What the exercise asks - Report how many lines below contain the word "daily". Give only the number.

───── Record excerpts

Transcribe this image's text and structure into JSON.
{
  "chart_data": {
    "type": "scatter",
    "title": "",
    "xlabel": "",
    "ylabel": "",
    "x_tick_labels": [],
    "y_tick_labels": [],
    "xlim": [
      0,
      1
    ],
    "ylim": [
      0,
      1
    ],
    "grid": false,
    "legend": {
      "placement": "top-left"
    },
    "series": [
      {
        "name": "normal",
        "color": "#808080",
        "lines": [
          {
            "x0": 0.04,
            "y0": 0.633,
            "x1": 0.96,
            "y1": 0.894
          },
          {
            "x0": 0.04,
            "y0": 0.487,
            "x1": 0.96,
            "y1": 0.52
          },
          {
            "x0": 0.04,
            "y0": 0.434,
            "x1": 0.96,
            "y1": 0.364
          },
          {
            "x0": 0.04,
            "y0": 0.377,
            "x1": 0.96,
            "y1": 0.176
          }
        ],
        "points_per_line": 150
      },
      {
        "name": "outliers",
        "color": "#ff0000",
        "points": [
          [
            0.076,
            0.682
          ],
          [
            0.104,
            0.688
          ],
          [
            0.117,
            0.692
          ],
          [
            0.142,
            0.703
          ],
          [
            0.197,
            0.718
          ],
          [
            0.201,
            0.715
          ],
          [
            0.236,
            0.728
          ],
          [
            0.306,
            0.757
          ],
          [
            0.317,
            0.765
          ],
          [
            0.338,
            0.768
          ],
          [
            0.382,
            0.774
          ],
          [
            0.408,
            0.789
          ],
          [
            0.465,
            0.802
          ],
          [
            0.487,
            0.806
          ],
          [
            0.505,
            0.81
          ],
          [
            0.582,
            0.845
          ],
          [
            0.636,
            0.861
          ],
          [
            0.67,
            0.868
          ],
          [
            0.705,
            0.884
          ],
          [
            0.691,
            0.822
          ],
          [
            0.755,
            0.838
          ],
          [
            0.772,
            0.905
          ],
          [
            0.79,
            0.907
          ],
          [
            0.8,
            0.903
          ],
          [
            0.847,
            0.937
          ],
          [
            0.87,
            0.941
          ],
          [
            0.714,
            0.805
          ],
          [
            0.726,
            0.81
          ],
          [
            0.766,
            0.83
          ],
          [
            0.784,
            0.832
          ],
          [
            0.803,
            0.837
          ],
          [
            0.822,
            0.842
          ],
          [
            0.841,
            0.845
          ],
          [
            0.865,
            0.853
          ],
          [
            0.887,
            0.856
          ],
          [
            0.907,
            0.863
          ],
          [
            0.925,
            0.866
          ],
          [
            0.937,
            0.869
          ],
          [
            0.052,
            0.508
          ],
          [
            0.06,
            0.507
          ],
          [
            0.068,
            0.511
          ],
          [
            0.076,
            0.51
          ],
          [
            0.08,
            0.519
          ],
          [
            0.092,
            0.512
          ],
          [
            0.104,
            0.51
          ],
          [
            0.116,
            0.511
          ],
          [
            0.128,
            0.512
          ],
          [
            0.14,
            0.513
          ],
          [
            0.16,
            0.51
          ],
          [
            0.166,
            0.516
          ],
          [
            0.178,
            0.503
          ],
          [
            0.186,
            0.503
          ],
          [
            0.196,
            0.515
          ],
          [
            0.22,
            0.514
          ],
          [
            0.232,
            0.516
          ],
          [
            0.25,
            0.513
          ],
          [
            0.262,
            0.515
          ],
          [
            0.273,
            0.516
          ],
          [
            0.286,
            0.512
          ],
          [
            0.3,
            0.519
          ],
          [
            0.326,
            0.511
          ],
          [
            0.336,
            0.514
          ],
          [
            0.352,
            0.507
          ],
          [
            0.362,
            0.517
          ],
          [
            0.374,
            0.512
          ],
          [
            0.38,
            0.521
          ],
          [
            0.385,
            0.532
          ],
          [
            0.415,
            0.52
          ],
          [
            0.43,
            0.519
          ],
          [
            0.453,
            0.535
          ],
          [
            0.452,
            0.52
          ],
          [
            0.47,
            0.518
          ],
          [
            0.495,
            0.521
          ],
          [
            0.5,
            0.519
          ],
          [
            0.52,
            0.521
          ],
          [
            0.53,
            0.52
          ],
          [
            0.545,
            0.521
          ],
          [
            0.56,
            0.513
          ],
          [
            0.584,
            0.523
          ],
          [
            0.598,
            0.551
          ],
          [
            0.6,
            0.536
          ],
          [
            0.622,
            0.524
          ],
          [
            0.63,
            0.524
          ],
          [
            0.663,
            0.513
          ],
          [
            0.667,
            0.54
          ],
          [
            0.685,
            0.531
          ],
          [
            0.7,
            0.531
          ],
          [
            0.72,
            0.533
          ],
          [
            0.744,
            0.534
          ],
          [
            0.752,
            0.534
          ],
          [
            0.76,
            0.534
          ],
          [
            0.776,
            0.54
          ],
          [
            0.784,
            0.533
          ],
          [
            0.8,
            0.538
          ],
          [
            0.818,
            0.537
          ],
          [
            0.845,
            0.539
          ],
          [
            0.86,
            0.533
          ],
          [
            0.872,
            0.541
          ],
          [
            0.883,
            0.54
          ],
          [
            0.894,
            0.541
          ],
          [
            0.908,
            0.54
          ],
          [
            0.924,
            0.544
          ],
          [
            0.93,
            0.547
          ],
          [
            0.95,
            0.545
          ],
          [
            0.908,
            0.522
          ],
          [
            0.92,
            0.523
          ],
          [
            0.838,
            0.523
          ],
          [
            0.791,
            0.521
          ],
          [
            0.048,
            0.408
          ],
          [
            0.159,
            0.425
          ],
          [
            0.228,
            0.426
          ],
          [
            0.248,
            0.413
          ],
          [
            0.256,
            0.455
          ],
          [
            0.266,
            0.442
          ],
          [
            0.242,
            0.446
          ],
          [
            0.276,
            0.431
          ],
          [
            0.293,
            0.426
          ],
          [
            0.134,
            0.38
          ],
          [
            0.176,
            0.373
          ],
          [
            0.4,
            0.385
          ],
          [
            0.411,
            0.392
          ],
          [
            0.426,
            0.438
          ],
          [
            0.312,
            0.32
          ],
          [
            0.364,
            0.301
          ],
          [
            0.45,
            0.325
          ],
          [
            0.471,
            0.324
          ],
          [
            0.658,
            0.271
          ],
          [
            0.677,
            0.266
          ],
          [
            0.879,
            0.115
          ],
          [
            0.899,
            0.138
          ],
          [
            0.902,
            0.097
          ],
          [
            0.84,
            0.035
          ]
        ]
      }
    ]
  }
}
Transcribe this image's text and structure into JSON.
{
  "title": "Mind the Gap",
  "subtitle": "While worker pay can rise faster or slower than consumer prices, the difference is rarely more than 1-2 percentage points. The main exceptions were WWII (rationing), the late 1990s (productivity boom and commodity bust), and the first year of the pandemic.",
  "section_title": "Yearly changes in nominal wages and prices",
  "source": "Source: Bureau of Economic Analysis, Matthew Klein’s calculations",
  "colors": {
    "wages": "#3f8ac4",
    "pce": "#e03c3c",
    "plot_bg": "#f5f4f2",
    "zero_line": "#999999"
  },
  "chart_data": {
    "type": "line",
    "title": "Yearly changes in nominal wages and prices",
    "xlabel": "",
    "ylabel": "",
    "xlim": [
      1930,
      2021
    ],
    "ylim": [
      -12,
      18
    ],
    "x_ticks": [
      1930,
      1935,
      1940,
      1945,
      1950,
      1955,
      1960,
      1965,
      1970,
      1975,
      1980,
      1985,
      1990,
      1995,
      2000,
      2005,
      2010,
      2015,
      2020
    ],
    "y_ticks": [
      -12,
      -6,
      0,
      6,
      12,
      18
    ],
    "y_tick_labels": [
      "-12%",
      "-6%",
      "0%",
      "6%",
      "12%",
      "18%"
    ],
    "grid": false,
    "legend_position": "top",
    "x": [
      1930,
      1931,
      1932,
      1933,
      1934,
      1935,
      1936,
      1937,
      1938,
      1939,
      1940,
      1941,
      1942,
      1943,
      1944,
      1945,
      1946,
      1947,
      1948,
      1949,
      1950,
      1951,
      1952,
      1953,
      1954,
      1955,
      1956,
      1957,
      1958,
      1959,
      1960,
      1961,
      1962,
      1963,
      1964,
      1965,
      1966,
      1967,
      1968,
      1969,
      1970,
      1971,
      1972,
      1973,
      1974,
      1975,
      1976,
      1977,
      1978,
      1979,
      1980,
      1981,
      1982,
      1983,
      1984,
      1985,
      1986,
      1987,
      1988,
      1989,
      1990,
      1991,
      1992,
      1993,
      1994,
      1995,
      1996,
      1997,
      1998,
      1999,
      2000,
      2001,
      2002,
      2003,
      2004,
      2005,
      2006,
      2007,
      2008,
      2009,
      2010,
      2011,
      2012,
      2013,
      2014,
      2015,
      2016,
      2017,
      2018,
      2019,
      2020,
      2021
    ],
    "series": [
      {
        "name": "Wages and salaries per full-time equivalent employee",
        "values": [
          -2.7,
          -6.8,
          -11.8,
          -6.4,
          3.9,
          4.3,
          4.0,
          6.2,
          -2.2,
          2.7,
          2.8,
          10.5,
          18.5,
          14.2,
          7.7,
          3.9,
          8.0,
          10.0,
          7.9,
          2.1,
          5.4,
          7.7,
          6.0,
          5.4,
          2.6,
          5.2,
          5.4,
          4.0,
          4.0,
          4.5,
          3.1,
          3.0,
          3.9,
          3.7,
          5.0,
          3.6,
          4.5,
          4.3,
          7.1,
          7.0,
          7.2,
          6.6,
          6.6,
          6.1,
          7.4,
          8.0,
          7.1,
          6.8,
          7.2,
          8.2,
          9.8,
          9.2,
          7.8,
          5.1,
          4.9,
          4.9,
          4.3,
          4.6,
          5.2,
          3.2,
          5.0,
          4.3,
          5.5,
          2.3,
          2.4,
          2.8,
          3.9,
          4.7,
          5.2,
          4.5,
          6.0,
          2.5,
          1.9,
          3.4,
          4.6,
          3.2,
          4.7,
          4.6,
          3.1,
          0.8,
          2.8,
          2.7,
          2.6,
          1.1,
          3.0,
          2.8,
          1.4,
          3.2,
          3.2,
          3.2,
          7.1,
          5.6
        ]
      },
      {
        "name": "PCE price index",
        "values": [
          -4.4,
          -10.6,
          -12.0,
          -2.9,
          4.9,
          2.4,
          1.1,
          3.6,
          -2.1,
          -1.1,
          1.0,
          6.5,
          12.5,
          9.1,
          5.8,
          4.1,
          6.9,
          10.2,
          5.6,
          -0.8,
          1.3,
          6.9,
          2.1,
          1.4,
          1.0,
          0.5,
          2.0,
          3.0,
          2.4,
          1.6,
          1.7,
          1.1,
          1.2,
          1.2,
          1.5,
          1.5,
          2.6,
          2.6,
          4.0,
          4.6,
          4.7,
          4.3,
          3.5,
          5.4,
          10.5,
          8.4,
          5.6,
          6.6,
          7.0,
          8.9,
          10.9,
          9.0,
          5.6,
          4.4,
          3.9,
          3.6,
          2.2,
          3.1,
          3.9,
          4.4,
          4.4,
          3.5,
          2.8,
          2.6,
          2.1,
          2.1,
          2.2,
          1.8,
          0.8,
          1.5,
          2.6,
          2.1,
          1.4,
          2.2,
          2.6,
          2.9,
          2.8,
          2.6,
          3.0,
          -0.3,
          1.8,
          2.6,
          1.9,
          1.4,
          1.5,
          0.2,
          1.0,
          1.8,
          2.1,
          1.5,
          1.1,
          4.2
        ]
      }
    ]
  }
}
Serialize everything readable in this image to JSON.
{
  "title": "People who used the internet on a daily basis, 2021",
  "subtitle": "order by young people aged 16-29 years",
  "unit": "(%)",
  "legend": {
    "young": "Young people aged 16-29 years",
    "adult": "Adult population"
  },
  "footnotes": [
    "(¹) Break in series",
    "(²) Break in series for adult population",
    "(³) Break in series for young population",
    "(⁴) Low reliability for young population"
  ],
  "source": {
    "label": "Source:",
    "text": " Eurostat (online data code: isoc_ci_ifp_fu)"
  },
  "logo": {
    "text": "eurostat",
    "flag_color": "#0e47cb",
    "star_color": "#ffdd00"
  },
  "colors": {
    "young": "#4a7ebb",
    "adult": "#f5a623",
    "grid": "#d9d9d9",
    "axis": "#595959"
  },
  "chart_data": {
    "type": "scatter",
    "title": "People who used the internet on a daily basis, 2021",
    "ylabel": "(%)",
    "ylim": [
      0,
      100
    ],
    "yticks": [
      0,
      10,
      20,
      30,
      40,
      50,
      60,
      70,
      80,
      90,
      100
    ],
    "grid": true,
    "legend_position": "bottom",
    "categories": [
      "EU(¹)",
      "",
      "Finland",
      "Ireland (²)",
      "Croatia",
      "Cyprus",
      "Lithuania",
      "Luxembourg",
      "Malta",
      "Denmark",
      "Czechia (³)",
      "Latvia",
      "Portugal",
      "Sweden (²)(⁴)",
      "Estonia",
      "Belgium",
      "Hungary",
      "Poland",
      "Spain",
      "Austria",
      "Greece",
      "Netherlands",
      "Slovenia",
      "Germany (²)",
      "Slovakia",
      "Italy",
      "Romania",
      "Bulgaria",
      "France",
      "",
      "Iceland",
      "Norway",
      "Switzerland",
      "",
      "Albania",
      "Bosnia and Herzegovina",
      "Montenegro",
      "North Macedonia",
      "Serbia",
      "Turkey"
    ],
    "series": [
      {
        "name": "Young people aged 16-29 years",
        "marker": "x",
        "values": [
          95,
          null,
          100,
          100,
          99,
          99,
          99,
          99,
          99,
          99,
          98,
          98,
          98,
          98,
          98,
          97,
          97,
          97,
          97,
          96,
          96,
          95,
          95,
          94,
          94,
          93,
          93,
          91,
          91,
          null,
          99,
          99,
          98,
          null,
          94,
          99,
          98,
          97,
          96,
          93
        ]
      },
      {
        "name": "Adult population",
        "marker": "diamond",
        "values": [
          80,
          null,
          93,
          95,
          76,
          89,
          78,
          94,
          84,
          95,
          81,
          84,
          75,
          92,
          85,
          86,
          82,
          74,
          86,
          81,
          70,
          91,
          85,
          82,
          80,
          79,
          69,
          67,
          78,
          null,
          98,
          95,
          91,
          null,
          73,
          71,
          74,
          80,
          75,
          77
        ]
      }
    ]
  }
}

──────────

Finished exercise - 2